* Begin Exercise input *

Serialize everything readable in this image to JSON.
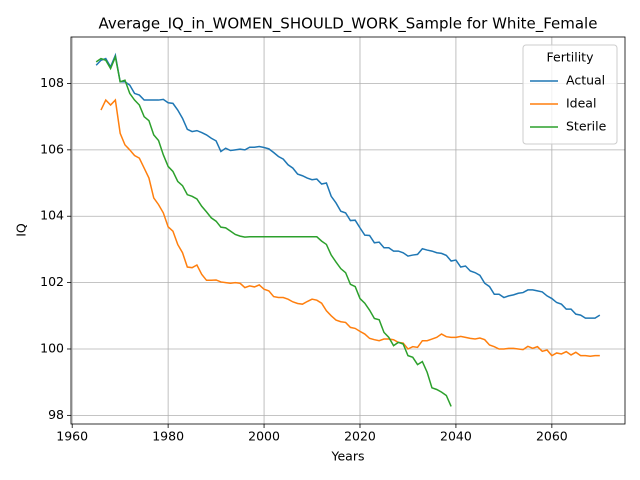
{
  "chart_data": {
    "type": "line",
    "title": "Average_IQ_in_WOMEN_SHOULD_WORK_Sample for White_Female",
    "xlabel": "Years",
    "ylabel": "IQ",
    "legend_title": "Fertility",
    "legend_loc": "upper right",
    "grid": true,
    "xlim": [
      1959.75,
      2075.25
    ],
    "ylim": [
      97.74,
      109.4
    ],
    "xticks": [
      1960,
      1980,
      2000,
      2020,
      2040,
      2060
    ],
    "yticks": [
      98,
      100,
      102,
      104,
      106,
      108
    ],
    "x": [
      1965,
      1966,
      1967,
      1968,
      1969,
      1970,
      1971,
      1972,
      1973,
      1974,
      1975,
      1976,
      1977,
      1978,
      1979,
      1980,
      1981,
      1982,
      1983,
      1984,
      1985,
      1986,
      1987,
      1988,
      1989,
      1990,
      1991,
      1992,
      1993,
      1994,
      1995,
      1996,
      1997,
      1998,
      1999,
      2000,
      2001,
      2002,
      2003,
      2004,
      2005,
      2006,
      2007,
      2008,
      2009,
      2010,
      2011,
      2012,
      2013,
      2014,
      2015,
      2016,
      2017,
      2018,
      2019,
      2020,
      2021,
      2022,
      2023,
      2024,
      2025,
      2026,
      2027,
      2028,
      2029,
      2030,
      2031,
      2032,
      2033,
      2034,
      2035,
      2036,
      2037,
      2038,
      2039,
      2040,
      2041,
      2042,
      2043,
      2044,
      2045,
      2046,
      2047,
      2048,
      2049,
      2050,
      2051,
      2052,
      2053,
      2054,
      2055,
      2056,
      2057,
      2058,
      2059,
      2060,
      2061,
      2062,
      2063,
      2064,
      2065,
      2066,
      2067,
      2068,
      2069,
      2070
    ],
    "series": [
      {
        "name": "Actual",
        "color": "#1f77b4",
        "values": [
          108.55,
          108.7,
          108.75,
          108.5,
          108.85,
          108.05,
          108.05,
          107.95,
          107.7,
          107.65,
          107.5,
          107.5,
          107.5,
          107.5,
          107.52,
          107.42,
          107.4,
          107.2,
          106.95,
          106.62,
          106.55,
          106.58,
          106.52,
          106.45,
          106.35,
          106.27,
          105.95,
          106.05,
          105.98,
          106.0,
          106.02,
          106.0,
          106.08,
          106.08,
          106.1,
          106.07,
          106.03,
          105.92,
          105.8,
          105.72,
          105.55,
          105.45,
          105.27,
          105.22,
          105.15,
          105.1,
          105.12,
          104.97,
          105.0,
          104.6,
          104.4,
          104.15,
          104.1,
          103.87,
          103.88,
          103.65,
          103.43,
          103.42,
          103.2,
          103.22,
          103.05,
          103.05,
          102.95,
          102.95,
          102.9,
          102.8,
          102.83,
          102.85,
          103.02,
          102.98,
          102.95,
          102.9,
          102.88,
          102.82,
          102.65,
          102.68,
          102.47,
          102.5,
          102.35,
          102.3,
          102.22,
          101.98,
          101.88,
          101.65,
          101.65,
          101.55,
          101.6,
          101.63,
          101.68,
          101.7,
          101.78,
          101.78,
          101.75,
          101.72,
          101.6,
          101.52,
          101.4,
          101.35,
          101.2,
          101.2,
          101.05,
          101.02,
          100.93,
          100.93,
          100.93,
          101.02
        ]
      },
      {
        "name": "Ideal",
        "color": "#ff7f0e",
        "values": [
          null,
          107.2,
          107.5,
          107.35,
          107.5,
          106.5,
          106.15,
          106.0,
          105.83,
          105.75,
          105.45,
          105.15,
          104.55,
          104.35,
          104.1,
          103.68,
          103.55,
          103.15,
          102.9,
          102.47,
          102.45,
          102.53,
          102.25,
          102.07,
          102.07,
          102.08,
          102.02,
          102.0,
          101.98,
          102.0,
          101.98,
          101.85,
          101.9,
          101.87,
          101.93,
          101.8,
          101.75,
          101.58,
          101.55,
          101.55,
          101.5,
          101.42,
          101.37,
          101.35,
          101.43,
          101.5,
          101.47,
          101.38,
          101.15,
          101.0,
          100.87,
          100.82,
          100.8,
          100.65,
          100.62,
          100.53,
          100.45,
          100.32,
          100.28,
          100.25,
          100.3,
          100.3,
          100.28,
          100.2,
          100.18,
          100.0,
          100.07,
          100.05,
          100.25,
          100.25,
          100.3,
          100.35,
          100.45,
          100.37,
          100.35,
          100.35,
          100.38,
          100.35,
          100.32,
          100.3,
          100.33,
          100.28,
          100.12,
          100.07,
          100.0,
          100.0,
          100.02,
          100.02,
          100.0,
          99.98,
          100.08,
          100.02,
          100.07,
          99.93,
          99.97,
          99.8,
          99.88,
          99.85,
          99.92,
          99.82,
          99.9,
          99.8,
          99.8,
          99.78,
          99.8,
          99.8
        ]
      },
      {
        "name": "Sterile",
        "color": "#2ca02c",
        "values": [
          108.65,
          108.75,
          108.7,
          108.45,
          108.8,
          108.05,
          108.1,
          107.7,
          107.5,
          107.35,
          107.0,
          106.88,
          106.45,
          106.28,
          105.85,
          105.5,
          105.35,
          105.05,
          104.92,
          104.65,
          104.6,
          104.52,
          104.3,
          104.13,
          103.95,
          103.85,
          103.67,
          103.65,
          103.55,
          103.45,
          103.4,
          103.37,
          103.38,
          103.38,
          103.38,
          103.38,
          103.38,
          103.38,
          103.38,
          103.38,
          103.38,
          103.38,
          103.38,
          103.38,
          103.38,
          103.38,
          103.38,
          103.25,
          103.15,
          102.83,
          102.62,
          102.42,
          102.3,
          101.95,
          101.88,
          101.52,
          101.38,
          101.17,
          100.92,
          100.88,
          100.5,
          100.35,
          100.1,
          100.2,
          100.15,
          99.8,
          99.75,
          99.53,
          99.62,
          99.3,
          98.83,
          98.78,
          98.7,
          98.6,
          98.27,
          null,
          null,
          null,
          null,
          null,
          null,
          null,
          null,
          null,
          null,
          null,
          null,
          null,
          null,
          null,
          null,
          null,
          null,
          null,
          null,
          null,
          null,
          null,
          null,
          null,
          null,
          null,
          null,
          null,
          null,
          null
        ]
      }
    ]
  }
}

* End Exercise input *

Copy all lines from the material that contain "name".

=== Written reply ===
        "name": "Actual",
        "name": "Ideal",
        "name": "Sterile",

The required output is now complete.